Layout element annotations
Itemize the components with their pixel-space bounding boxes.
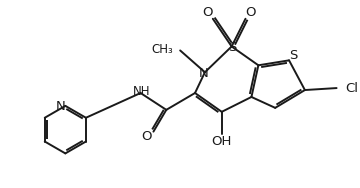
Text: NH: NH [133,85,150,98]
Text: N: N [55,100,65,113]
Text: CH₃: CH₃ [152,43,173,56]
Text: O: O [245,6,256,19]
Text: O: O [203,6,213,19]
Text: Cl: Cl [346,82,359,95]
Text: OH: OH [212,135,232,148]
Text: N: N [199,67,209,80]
Text: S: S [289,49,297,62]
Text: S: S [229,41,237,54]
Text: O: O [141,130,152,143]
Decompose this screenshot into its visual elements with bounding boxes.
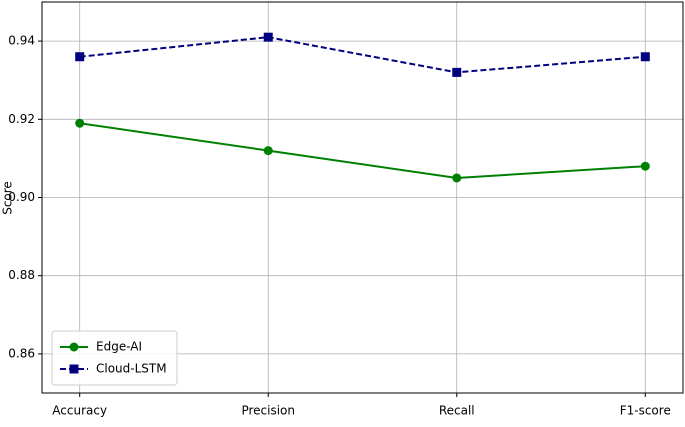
series-line (79, 36, 646, 74)
point (640, 161, 650, 171)
point (452, 173, 462, 183)
y-tick-label: 0.86 (8, 346, 35, 360)
point (452, 67, 462, 77)
y-tick-label: 0.88 (8, 268, 35, 282)
x-tick-label: Precision (241, 404, 295, 418)
legend-label: Edge-AI (96, 340, 142, 354)
legend-box (51, 330, 178, 386)
plot-frame (41, 1, 684, 394)
legend-label: Cloud-LSTM (96, 362, 167, 376)
legend-marker (69, 342, 79, 352)
y-axis-label: Score (1, 181, 15, 215)
y-tick-label: 0.92 (8, 112, 35, 126)
x-tick-label: Accuracy (52, 404, 107, 418)
y-tick-label: 0.90 (8, 190, 35, 204)
series-line (79, 122, 646, 179)
y-tick-label: 0.94 (8, 34, 35, 48)
point (75, 52, 85, 62)
point (75, 118, 85, 128)
x-tick-label: F1-score (620, 404, 671, 418)
point (263, 146, 273, 156)
point (263, 32, 273, 42)
point (640, 52, 650, 62)
legend-marker (69, 364, 79, 374)
x-tick-label: Recall (439, 404, 475, 418)
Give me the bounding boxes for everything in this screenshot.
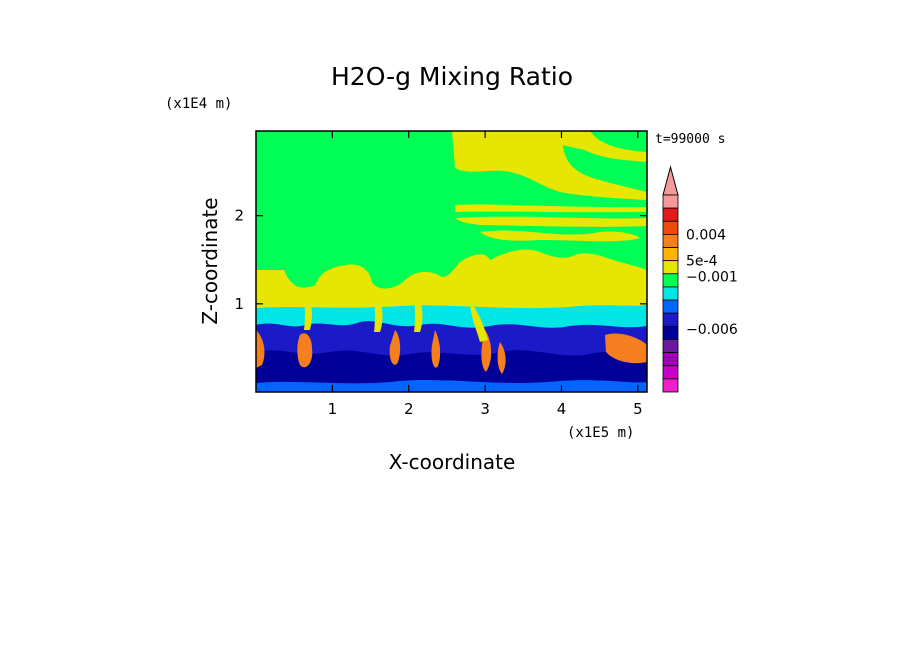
boundary-layer-dark <box>256 350 647 392</box>
x-scale-label: (x1E5 m) <box>567 425 634 441</box>
colorbar-label: 0.004 <box>686 227 726 243</box>
colorbar-label: −0.006 <box>686 322 738 338</box>
x-axis-title: X-coordinate <box>389 450 516 474</box>
colorbar-swatch <box>662 220 679 235</box>
moist-plumes <box>256 249 647 310</box>
y-tick-label: 2 <box>234 207 244 225</box>
colorbar-swatch <box>662 233 679 248</box>
x-tick-label: 4 <box>557 400 567 418</box>
x-tick-label: 3 <box>480 400 490 418</box>
colorbar-swatch <box>662 352 679 367</box>
x-tick-label: 5 <box>633 400 643 418</box>
colorbar-swatch <box>662 312 679 327</box>
x-tick-label: 2 <box>404 400 414 418</box>
x-tick-label: 1 <box>328 400 338 418</box>
y-axis-title: Z-coordinate <box>198 197 222 324</box>
colorbar-swatch <box>662 273 679 288</box>
x-axis-ticks: 1 2 3 4 5 <box>328 131 643 418</box>
colorbar-extend-arrow <box>662 165 679 196</box>
y-scale-label: (x1E4 m) <box>165 96 232 112</box>
plot-frame <box>255 130 648 393</box>
colorbar-swatch <box>662 247 679 262</box>
colorbar-swatch <box>662 207 679 222</box>
colorbar-swatch <box>662 325 679 340</box>
colorbar-label: −0.001 <box>686 269 738 285</box>
y-tick-label: 1 <box>234 295 244 313</box>
colorbar-swatch <box>662 339 679 354</box>
y-axis-ticks: 12 <box>234 207 647 313</box>
colorbar-swatch <box>662 378 679 393</box>
chart-title: H2O-g Mixing Ratio <box>331 62 573 91</box>
contour-field <box>256 131 647 392</box>
colorbar-swatch <box>662 286 679 301</box>
colorbar-label: 5e-4 <box>686 254 718 270</box>
colorbar-swatch <box>662 194 679 209</box>
plume-stalks <box>304 285 488 342</box>
upper-bands <box>452 131 647 242</box>
time-label: t=99000 s <box>655 132 725 147</box>
colorbar-swatch <box>662 260 679 275</box>
colorbar-swatch <box>662 365 679 380</box>
colorbar-swatch <box>662 299 679 314</box>
colorbar: 0.004 5e-4−0.001 −0.006 <box>662 165 738 393</box>
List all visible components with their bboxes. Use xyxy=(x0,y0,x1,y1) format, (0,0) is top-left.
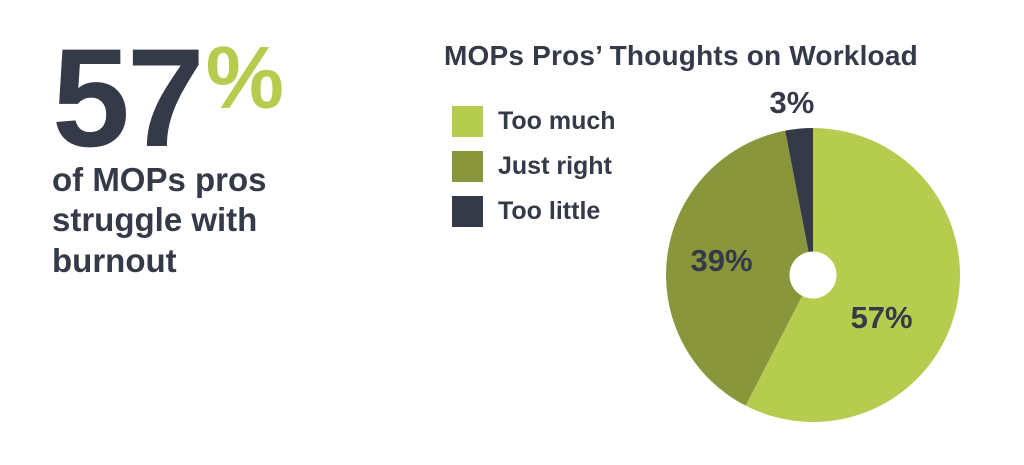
legend-item: Too much xyxy=(452,106,616,137)
legend-label: Too little xyxy=(498,197,601,225)
stat-caption: of MOPs pros struggle with burnout xyxy=(52,161,267,279)
pie-slice xyxy=(785,128,813,275)
slice-label: 57% xyxy=(850,299,913,335)
pie-slice xyxy=(666,130,813,406)
pie-svg xyxy=(666,128,960,423)
slice-label: 39% xyxy=(690,242,753,278)
chart-legend: Too much Just right Too little xyxy=(452,106,616,227)
chart-title: MOPs Pros’ Thoughts on Workload xyxy=(444,40,918,71)
legend-swatch xyxy=(452,106,483,137)
legend-swatch xyxy=(452,196,483,227)
legend-label: Too much xyxy=(498,107,616,135)
legend-item: Just right xyxy=(452,151,616,182)
donut-hole xyxy=(789,251,837,299)
legend-label: Just right xyxy=(498,152,612,180)
pie-chart: 57% 39% 3% xyxy=(663,85,963,431)
legend-item: Too little xyxy=(452,196,616,227)
legend-swatch xyxy=(452,151,483,182)
burnout-stat-block: 57% of MOPs pros struggle with burnout xyxy=(52,28,284,279)
stat-percent-sign: % xyxy=(205,28,284,127)
slice-label: 3% xyxy=(769,84,815,120)
stat-number: 57 xyxy=(52,19,205,176)
pie-slice xyxy=(745,128,960,423)
stat-big-number: 57% xyxy=(52,28,284,168)
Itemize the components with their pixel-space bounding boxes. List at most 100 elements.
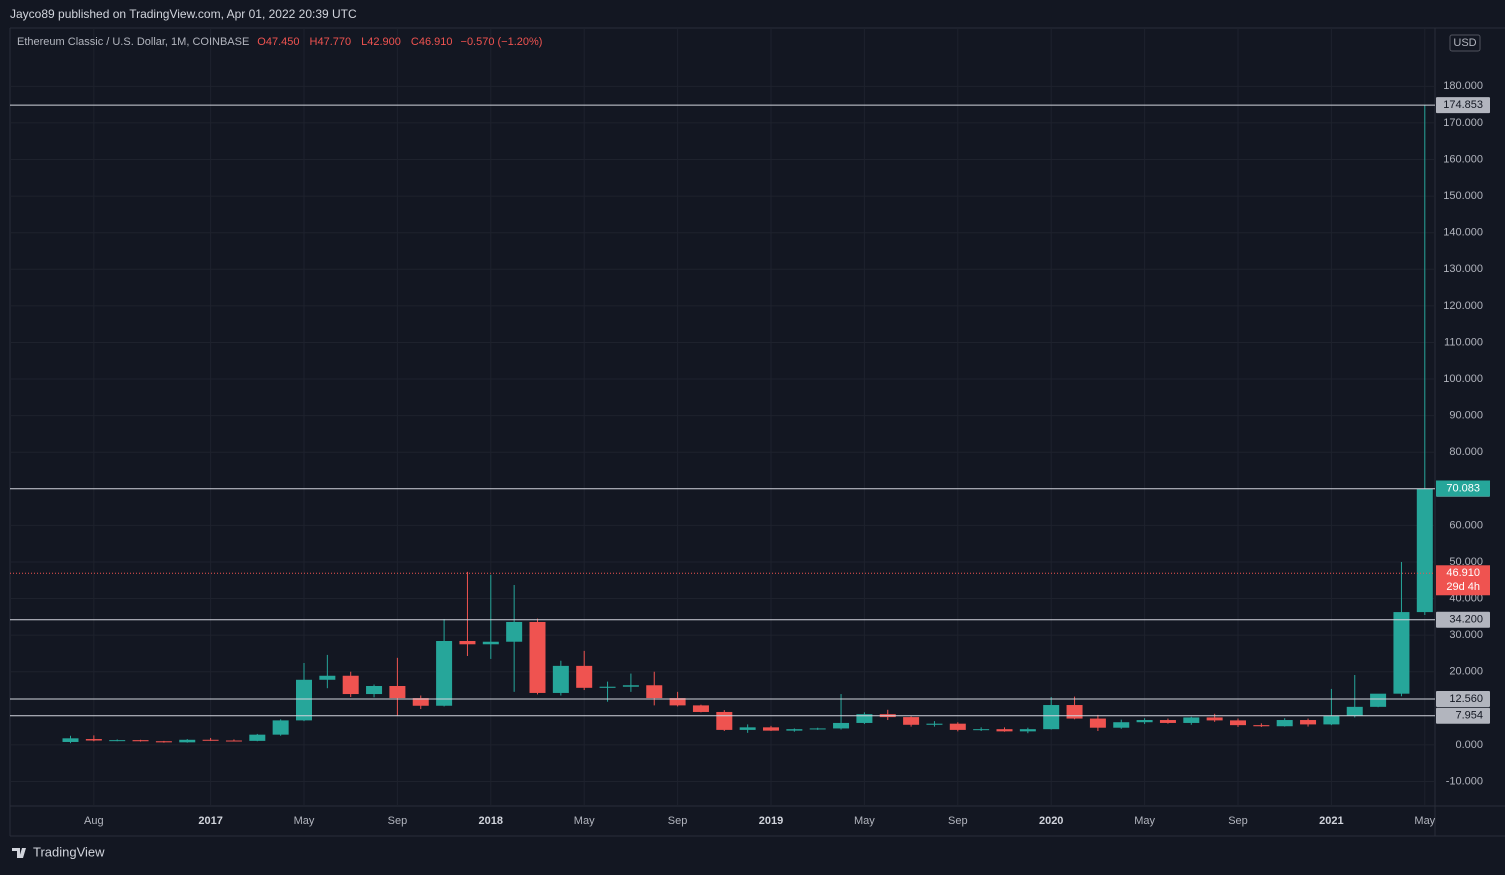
candle-body [973,729,990,731]
legend-key: O [257,36,266,48]
grid [10,28,1435,806]
candle-body [389,685,406,699]
last-price-box [1436,480,1490,497]
candle-body [809,728,826,730]
level-label-box [1436,707,1490,724]
countdown: 29d 4h [1446,581,1480,593]
marker-price-box [1436,565,1490,596]
candle-body [225,740,242,742]
candle-body [1346,706,1363,716]
x-tick-label: May [1414,815,1435,827]
publish-note: Jayco89 published on TradingView.com, Ap… [10,7,357,21]
level-label-box [1436,611,1490,628]
y-tick-label: 100.000 [1443,373,1483,385]
candle-body [249,734,266,741]
candle-body [1136,720,1153,723]
x-tick-label: 2019 [759,815,783,827]
x-tick-label: Aug [84,815,104,827]
x-tick-label: Sep [948,815,968,827]
y-tick-label: 80.000 [1449,446,1483,458]
x-tick-label: Sep [668,815,688,827]
chart-title: Ethereum Classic / U.S. Dollar, 1M, COIN… [17,36,542,48]
y-tick-label: 120.000 [1443,300,1483,312]
candle-body [646,685,663,699]
candle-body [202,739,219,741]
candle-body [1183,717,1200,723]
candle-body [272,720,289,735]
candle-body [576,665,593,688]
last-price-label: 70.083 [1446,482,1480,494]
candle-body [436,640,453,706]
y-tick-label: 90.000 [1449,410,1483,422]
x-tick-label: Sep [388,815,408,827]
candle-body [926,723,943,725]
candle-body [319,675,336,680]
legend-key: H [310,36,318,48]
y-tick-label: -10.000 [1446,775,1483,787]
legend-key: C [411,36,419,48]
candle-body [1089,718,1106,728]
axis: -10.000 0.000 20.000 30.000 40.000 50.000 60.0… [84,80,1490,827]
candle-body [1113,722,1130,728]
y-tick-label: 150.000 [1443,190,1483,202]
candle-body [622,685,639,687]
candle-body [1370,693,1387,707]
y-tick-label: 40.000 [1449,592,1483,604]
candle-body [366,685,383,695]
legend-value: 42.900 [367,36,401,48]
candle-body [529,621,546,693]
plot [10,104,1435,744]
candle-body [62,738,79,742]
x-tick-label: May [1134,815,1155,827]
candle-body [506,621,523,642]
y-tick-label: 50.000 [1449,556,1483,568]
level-label: 174.853 [1443,99,1483,111]
legend-value: 46.910 [419,36,453,48]
y-tick-label: 160.000 [1443,153,1483,165]
candle-body [599,686,616,688]
candle-body [132,740,149,742]
candle-body [1253,725,1270,727]
x-tick-label: May [854,815,875,827]
candle-body [179,739,196,743]
candle-body [669,698,686,706]
candle-body [739,727,756,730]
candle-body [716,711,733,730]
candle-body [949,723,966,730]
brand: TradingView [33,844,105,859]
candle-body [296,679,312,721]
candle-body [1276,720,1293,727]
marker-price-label: 46.910 [1446,567,1480,579]
x-tick-label: Sep [1228,815,1248,827]
candle-body [412,698,429,706]
candle-body [856,714,873,723]
y-tick-label: 180.000 [1443,80,1483,92]
candle-body [1206,717,1223,721]
candle-body [1230,720,1246,726]
y-tick-label: 30.000 [1449,629,1483,641]
candle-body [109,740,126,742]
candle-body [459,640,476,645]
level-label-box [1436,97,1490,114]
y-tick-label: 130.000 [1443,263,1483,275]
legend-value: 47.450 [266,36,300,48]
candle-body [692,705,709,712]
currency-box [1449,34,1481,52]
candle-body [1393,612,1410,694]
candle-body [903,717,920,725]
candle-body [1159,720,1176,723]
candle-body [786,729,803,731]
currency: USD [1453,37,1476,49]
level-label: 12.560 [1449,693,1483,705]
x-tick-label: 2020 [1039,815,1063,827]
candle-body [763,727,779,731]
y-tick-label: 20.000 [1449,666,1483,678]
y-tick-label: 110.000 [1444,336,1483,348]
level-label: 7.954 [1455,710,1483,722]
candle-body [996,729,1013,732]
candle-body [155,741,172,743]
candle-body [1043,705,1060,730]
candle-body [552,665,569,693]
candle-body [482,641,499,645]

* _What to produce_
Put the lines of the records, starting with the line that contains "boundary-layer-dark <box>256 350" and going on through the line that contains "List all visible", into a numbered list. Include both of those lines and leave out any blank lines.

* _Output_
1. boundary-layer-dark <box>256 350 647 392</box>
2. x-scale-label: (x1E5 m) <box>567 425 634 441</box>
3. colorbar-label: 0.004 <box>686 227 726 243</box>
4. colorbar-label: −0.006 <box>686 322 738 338</box>
5. x-axis-title: X-coordinate <box>389 450 516 474</box>
6. colorbar-swatch <box>662 220 679 235</box>
7. moist-plumes <box>256 249 647 310</box>
8. y-tick-label: 2 <box>234 207 244 225</box>
9. colorbar-swatch <box>662 233 679 248</box>
10. x-tick-label: 4 <box>557 400 567 418</box>
11. x-tick-label: 3 <box>480 400 490 418</box>
12. colorbar-swatch <box>662 352 679 367</box>
13. x-tick-label: 5 <box>633 400 643 418</box>
14. colorbar-swatch <box>662 312 679 327</box>
15. x-tick-label: 2 <box>404 400 414 418</box>
16. x-tick-label: 1 <box>328 400 338 418</box>
17. y-axis-title: Z-coordinate <box>198 197 222 324</box>
18. colorbar-swatch <box>662 273 679 288</box>
19. x-axis-ticks: 1 2 3 4 5 <box>328 131 643 418</box>
20. colorbar-extend-arrow <box>662 165 679 196</box>
21. y-scale-label: (x1E4 m) <box>165 96 232 112</box>
22. plot-frame <box>255 130 648 393</box>
23. colorbar-swatch <box>662 247 679 262</box>
24. colorbar-swatch <box>662 207 679 222</box>
25. colorbar-swatch <box>662 325 679 340</box>
26. colorbar-label: −0.001 <box>686 269 738 285</box>
27. y-tick-label: 1 <box>234 295 244 313</box>
28. colorbar-swatch <box>662 339 679 354</box>
29. y-axis-ticks: 12 <box>234 207 647 313</box>
30. colorbar-swatch <box>662 378 679 393</box>
31. chart-title: H2O-g Mixing Ratio <box>331 62 573 91</box>
32. contour-field <box>256 131 647 392</box>
33. colorbar-swatch <box>662 286 679 301</box>
34. colorbar-label: 5e-4 <box>686 254 718 270</box>
35. colorbar-swatch <box>662 194 679 209</box>
36. plume-stalks <box>304 285 488 342</box>
37. upper-bands <box>452 131 647 242</box>
38. time-label: t=99000 s <box>655 132 725 147</box>
39. colorbar-swatch <box>662 260 679 275</box>
40. colorbar-swatch <box>662 365 679 380</box>
41. colorbar-swatch <box>662 299 679 314</box>
42. colorbar: 0.004 5e-4−0.001 −0.006 <box>662 165 738 393</box>
43. List all visible components with their bboxes. Use xyxy=(x0,y0,x1,y1) format, (0,0) is top-left.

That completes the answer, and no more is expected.